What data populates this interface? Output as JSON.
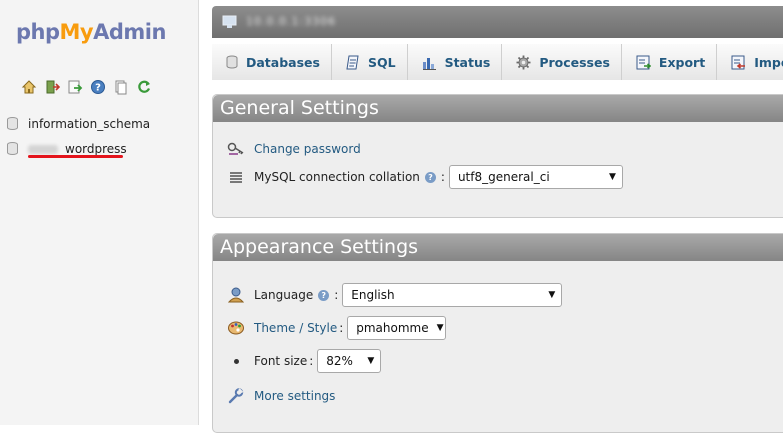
{
  "app": {
    "logo_part1": "php",
    "logo_part2": "My",
    "logo_part3": "Admin"
  },
  "nav_icons": [
    "home-icon",
    "logout-icon",
    "query-window-icon",
    "help-icon",
    "documentation-icon",
    "reload-icon"
  ],
  "databases": [
    {
      "name": "information_schema"
    },
    {
      "name": "_wordpress"
    }
  ],
  "server": {
    "name": "10.0.0.1:3306"
  },
  "tabs": [
    {
      "label": "Databases",
      "icon": "database-icon"
    },
    {
      "label": "SQL",
      "icon": "sql-icon"
    },
    {
      "label": "Status",
      "icon": "status-icon"
    },
    {
      "label": "Processes",
      "icon": "processes-icon"
    },
    {
      "label": "Export",
      "icon": "export-icon"
    },
    {
      "label": "Import",
      "icon": "import-icon"
    }
  ],
  "general": {
    "title": "General Settings",
    "change_password": "Change password",
    "collation_label": "MySQL connection collation",
    "collation_value": "utf8_general_ci"
  },
  "appearance": {
    "title": "Appearance Settings",
    "language_label": "Language",
    "language_value": "English",
    "theme_label": "Theme / Style",
    "theme_value": "pmahomme",
    "fontsize_label": "Font size",
    "fontsize_value": "82%",
    "more_settings": "More settings"
  },
  "colors": {
    "link": "#235a81",
    "logo_blue": "#6c78af",
    "logo_orange": "#f89c0e",
    "annotation_red": "#e4141c"
  }
}
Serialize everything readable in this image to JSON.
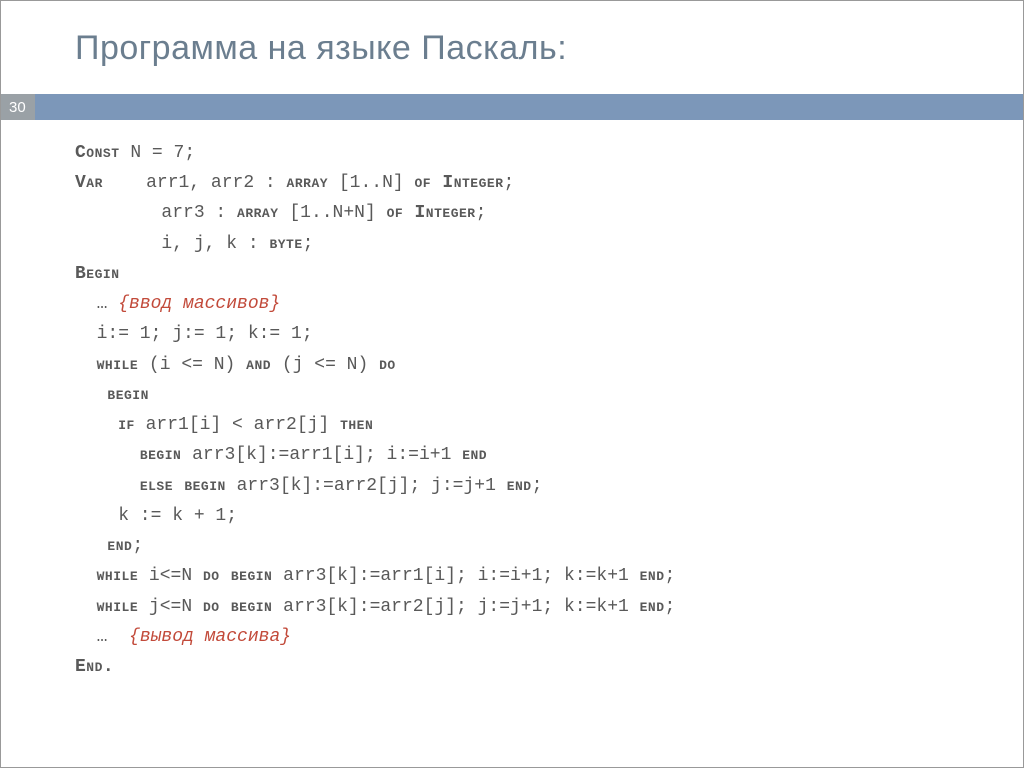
{
  "title": "Программа на языке Паскаль:",
  "page_number": "30",
  "code": {
    "l01a": "Const",
    "l01b": " N = 7;",
    "l02a": "Var",
    "l02b": "    arr1, arr2 : ",
    "l02c": "array",
    "l02d": " [1..N] ",
    "l02e": "of Integer",
    "l02f": ";",
    "l03a": "        arr3 : ",
    "l03b": "array",
    "l03c": " [1..N+N] ",
    "l03d": "of Integer",
    "l03e": ";",
    "l04": "        i, j, k : ",
    "l04b": "byte",
    "l04c": ";",
    "l05": "Begin",
    "l06i": "  … ",
    "l06c": "{ввод массивов}",
    "l07": "  i:= 1; j:= 1; k:= 1;",
    "l08a": "  ",
    "l08b": "while",
    "l08c": " (i <= N) ",
    "l08d": "and",
    "l08e": " (j <= N) ",
    "l08f": "do",
    "l09a": "   ",
    "l09b": "begin",
    "l10a": "    ",
    "l10b": "if",
    "l10c": " arr1[i] < arr2[j] ",
    "l10d": "then",
    "l11a": "      ",
    "l11b": "begin",
    "l11c": " arr3[k]:=arr1[i]; i:=i+1 ",
    "l11d": "end",
    "l12a": "      ",
    "l12b": "else begin",
    "l12c": " arr3[k]:=arr2[j]; j:=j+1 ",
    "l12d": "end",
    "l12e": ";",
    "l13": "    k := k + 1;",
    "l14a": "   ",
    "l14b": "end",
    "l14c": ";",
    "l15a": "  ",
    "l15b": "while",
    "l15c": " i<=N ",
    "l15d": "do begin",
    "l15e": " arr3[k]:=arr1[i]; i:=i+1; k:=k+1 ",
    "l15f": "end",
    "l15g": ";",
    "l16a": "  ",
    "l16b": "while",
    "l16c": " j<=N ",
    "l16d": "do begin",
    "l16e": " arr3[k]:=arr2[j]; j:=j+1; k:=k+1 ",
    "l16f": "end",
    "l16g": ";",
    "l17i": "  …  ",
    "l17c": "{вывод массива}",
    "l18": "End."
  }
}
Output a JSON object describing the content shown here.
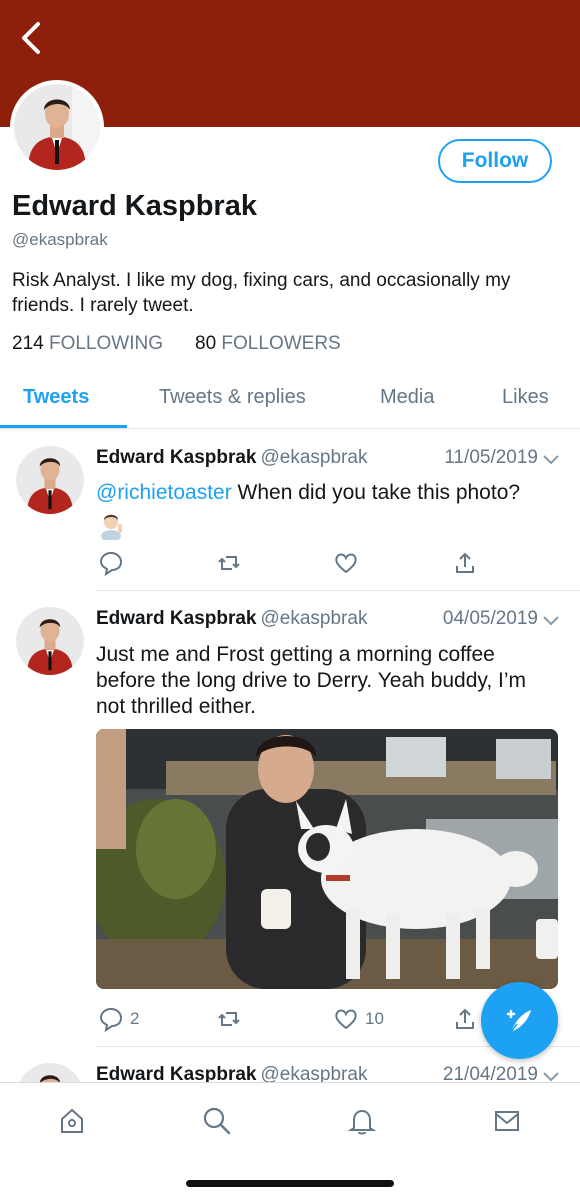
※ ※ ※
Work to be completed.
Repeat verbatim all the material, but not the pictures.

Final result.
What data populates this interface? Output as JSON.
{
  "app": {
    "logo_part1": "php",
    "logo_part2": "My",
    "logo_part3": "Admin"
  },
  "nav_icons": [
    "home-icon",
    "logout-icon",
    "query-window-icon",
    "help-icon",
    "documentation-icon",
    "reload-icon"
  ],
  "databases": [
    {
      "name": "information_schema"
    },
    {
      "name": "_wordpress"
    }
  ],
  "server": {
    "name": "10.0.0.1:3306"
  },
  "tabs": [
    {
      "label": "Databases",
      "icon": "database-icon"
    },
    {
      "label": "SQL",
      "icon": "sql-icon"
    },
    {
      "label": "Status",
      "icon": "status-icon"
    },
    {
      "label": "Processes",
      "icon": "processes-icon"
    },
    {
      "label": "Export",
      "icon": "export-icon"
    },
    {
      "label": "Import",
      "icon": "import-icon"
    }
  ],
  "general": {
    "title": "General Settings",
    "change_password": "Change password",
    "collation_label": "MySQL connection collation",
    "collation_value": "utf8_general_ci"
  },
  "appearance": {
    "title": "Appearance Settings",
    "language_label": "Language",
    "language_value": "English",
    "theme_label": "Theme / Style",
    "theme_value": "pmahomme",
    "fontsize_label": "Font size",
    "fontsize_value": "82%",
    "more_settings": "More settings"
  },
  "colors": {
    "link": "#235a81",
    "logo_blue": "#6c78af",
    "logo_orange": "#f89c0e",
    "annotation_red": "#e4141c"
  }
}
Serialize everything readable in this image to JSON.
{
  "title": "Программа на языке Паскаль:",
  "page_number": "30",
  "code": {
    "l01a": "Const",
    "l01b": " N = 7;",
    "l02a": "Var",
    "l02b": "    arr1, arr2 : ",
    "l02c": "array",
    "l02d": " [1..N] ",
    "l02e": "of Integer",
    "l02f": ";",
    "l03a": "        arr3 : ",
    "l03b": "array",
    "l03c": " [1..N+N] ",
    "l03d": "of Integer",
    "l03e": ";",
    "l04": "        i, j, k : ",
    "l04b": "byte",
    "l04c": ";",
    "l05": "Begin",
    "l06i": "  … ",
    "l06c": "{ввод массивов}",
    "l07": "  i:= 1; j:= 1; k:= 1;",
    "l08a": "  ",
    "l08b": "while",
    "l08c": " (i <= N) ",
    "l08d": "and",
    "l08e": " (j <= N) ",
    "l08f": "do",
    "l09a": "   ",
    "l09b": "begin",
    "l10a": "    ",
    "l10b": "if",
    "l10c": " arr1[i] < arr2[j] ",
    "l10d": "then",
    "l11a": "      ",
    "l11b": "begin",
    "l11c": " arr3[k]:=arr1[i]; i:=i+1 ",
    "l11d": "end",
    "l12a": "      ",
    "l12b": "else begin",
    "l12c": " arr3[k]:=arr2[j]; j:=j+1 ",
    "l12d": "end",
    "l12e": ";",
    "l13": "    k := k + 1;",
    "l14a": "   ",
    "l14b": "end",
    "l14c": ";",
    "l15a": "  ",
    "l15b": "while",
    "l15c": " i<=N ",
    "l15d": "do begin",
    "l15e": " arr3[k]:=arr1[i]; i:=i+1; k:=k+1 ",
    "l15f": "end",
    "l15g": ";",
    "l16a": "  ",
    "l16b": "while",
    "l16c": " j<=N ",
    "l16d": "do begin",
    "l16e": " arr3[k]:=arr2[j]; j:=j+1; k:=k+1 ",
    "l16f": "end",
    "l16g": ";",
    "l17i": "  …  ",
    "l17c": "{вывод массива}",
    "l18": "End."
  }
}
Output a JSON object describing the content shown here.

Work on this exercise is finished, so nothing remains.